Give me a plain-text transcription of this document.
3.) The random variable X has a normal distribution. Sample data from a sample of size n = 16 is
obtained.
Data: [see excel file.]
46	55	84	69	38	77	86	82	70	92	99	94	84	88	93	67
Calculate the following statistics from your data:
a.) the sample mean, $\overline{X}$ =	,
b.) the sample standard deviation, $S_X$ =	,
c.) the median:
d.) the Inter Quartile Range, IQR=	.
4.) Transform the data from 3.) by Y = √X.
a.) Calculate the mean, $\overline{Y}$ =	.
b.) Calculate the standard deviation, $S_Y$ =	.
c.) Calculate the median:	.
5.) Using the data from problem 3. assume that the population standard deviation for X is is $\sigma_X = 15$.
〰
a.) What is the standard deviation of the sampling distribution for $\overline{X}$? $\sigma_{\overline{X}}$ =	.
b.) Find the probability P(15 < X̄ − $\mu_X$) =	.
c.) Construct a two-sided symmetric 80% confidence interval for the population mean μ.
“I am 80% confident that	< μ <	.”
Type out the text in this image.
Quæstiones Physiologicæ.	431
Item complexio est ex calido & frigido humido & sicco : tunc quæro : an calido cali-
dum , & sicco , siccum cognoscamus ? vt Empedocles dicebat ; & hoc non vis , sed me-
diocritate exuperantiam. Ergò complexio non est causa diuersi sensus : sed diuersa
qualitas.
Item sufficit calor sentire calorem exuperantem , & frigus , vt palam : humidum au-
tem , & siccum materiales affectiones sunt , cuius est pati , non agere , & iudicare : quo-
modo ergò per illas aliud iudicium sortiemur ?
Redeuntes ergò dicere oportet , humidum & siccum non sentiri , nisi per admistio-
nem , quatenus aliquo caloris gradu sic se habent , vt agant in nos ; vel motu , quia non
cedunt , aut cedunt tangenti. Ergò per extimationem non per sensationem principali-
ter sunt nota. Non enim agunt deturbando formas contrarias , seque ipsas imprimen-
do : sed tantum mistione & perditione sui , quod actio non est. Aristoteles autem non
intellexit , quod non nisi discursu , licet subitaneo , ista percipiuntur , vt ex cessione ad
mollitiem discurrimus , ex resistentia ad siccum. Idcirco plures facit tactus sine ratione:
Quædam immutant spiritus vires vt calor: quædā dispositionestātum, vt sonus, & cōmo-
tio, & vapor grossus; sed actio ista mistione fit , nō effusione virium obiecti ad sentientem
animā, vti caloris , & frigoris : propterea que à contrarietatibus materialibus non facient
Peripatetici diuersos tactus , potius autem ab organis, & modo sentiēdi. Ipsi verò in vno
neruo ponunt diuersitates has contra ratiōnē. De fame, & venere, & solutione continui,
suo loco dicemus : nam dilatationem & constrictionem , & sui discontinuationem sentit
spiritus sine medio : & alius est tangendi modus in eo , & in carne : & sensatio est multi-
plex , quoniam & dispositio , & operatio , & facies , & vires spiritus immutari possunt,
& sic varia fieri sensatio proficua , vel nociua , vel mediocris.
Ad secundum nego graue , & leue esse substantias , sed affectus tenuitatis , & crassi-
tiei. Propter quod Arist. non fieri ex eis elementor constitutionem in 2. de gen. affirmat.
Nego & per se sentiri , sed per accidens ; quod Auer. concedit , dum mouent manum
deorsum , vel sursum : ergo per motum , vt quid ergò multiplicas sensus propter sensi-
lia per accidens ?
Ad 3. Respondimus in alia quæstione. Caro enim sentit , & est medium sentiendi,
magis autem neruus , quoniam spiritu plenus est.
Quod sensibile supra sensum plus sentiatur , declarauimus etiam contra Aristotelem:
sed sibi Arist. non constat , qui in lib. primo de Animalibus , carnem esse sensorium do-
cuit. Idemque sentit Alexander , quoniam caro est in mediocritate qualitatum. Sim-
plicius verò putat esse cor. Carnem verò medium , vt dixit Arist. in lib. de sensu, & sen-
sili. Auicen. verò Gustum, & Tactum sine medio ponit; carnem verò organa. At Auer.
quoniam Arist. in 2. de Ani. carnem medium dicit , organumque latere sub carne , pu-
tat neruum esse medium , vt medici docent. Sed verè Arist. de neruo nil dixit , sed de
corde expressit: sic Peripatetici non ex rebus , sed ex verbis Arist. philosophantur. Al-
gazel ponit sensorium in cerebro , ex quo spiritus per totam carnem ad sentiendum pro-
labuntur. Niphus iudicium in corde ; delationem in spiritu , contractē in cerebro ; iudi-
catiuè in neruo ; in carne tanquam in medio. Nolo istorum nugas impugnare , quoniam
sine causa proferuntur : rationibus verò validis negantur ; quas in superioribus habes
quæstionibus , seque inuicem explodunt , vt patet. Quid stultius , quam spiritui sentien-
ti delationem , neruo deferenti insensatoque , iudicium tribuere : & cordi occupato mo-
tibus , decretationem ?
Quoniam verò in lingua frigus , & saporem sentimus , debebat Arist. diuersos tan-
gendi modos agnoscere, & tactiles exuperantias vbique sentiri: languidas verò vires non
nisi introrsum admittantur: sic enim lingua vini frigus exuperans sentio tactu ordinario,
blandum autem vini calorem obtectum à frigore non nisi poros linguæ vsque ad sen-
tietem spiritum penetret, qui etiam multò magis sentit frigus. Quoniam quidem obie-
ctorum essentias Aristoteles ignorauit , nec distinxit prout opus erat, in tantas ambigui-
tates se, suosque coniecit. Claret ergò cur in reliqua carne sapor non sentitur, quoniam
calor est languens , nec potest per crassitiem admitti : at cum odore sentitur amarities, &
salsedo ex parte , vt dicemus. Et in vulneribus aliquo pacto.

***

- Exercise details -
Filter the listing above for the string "sentiri" and copy every matching line.

- Completed exercise -
Redeuntes ergò dicere oportet , humidum & siccum non sentiri , nisi per admistio-
Nego & per se sentiri , sed per accidens ; quod Auer. concedit , dum mouent manum
gendi modos agnoscere, & tactiles exuperantias vbique sentiri: languidas verò vires non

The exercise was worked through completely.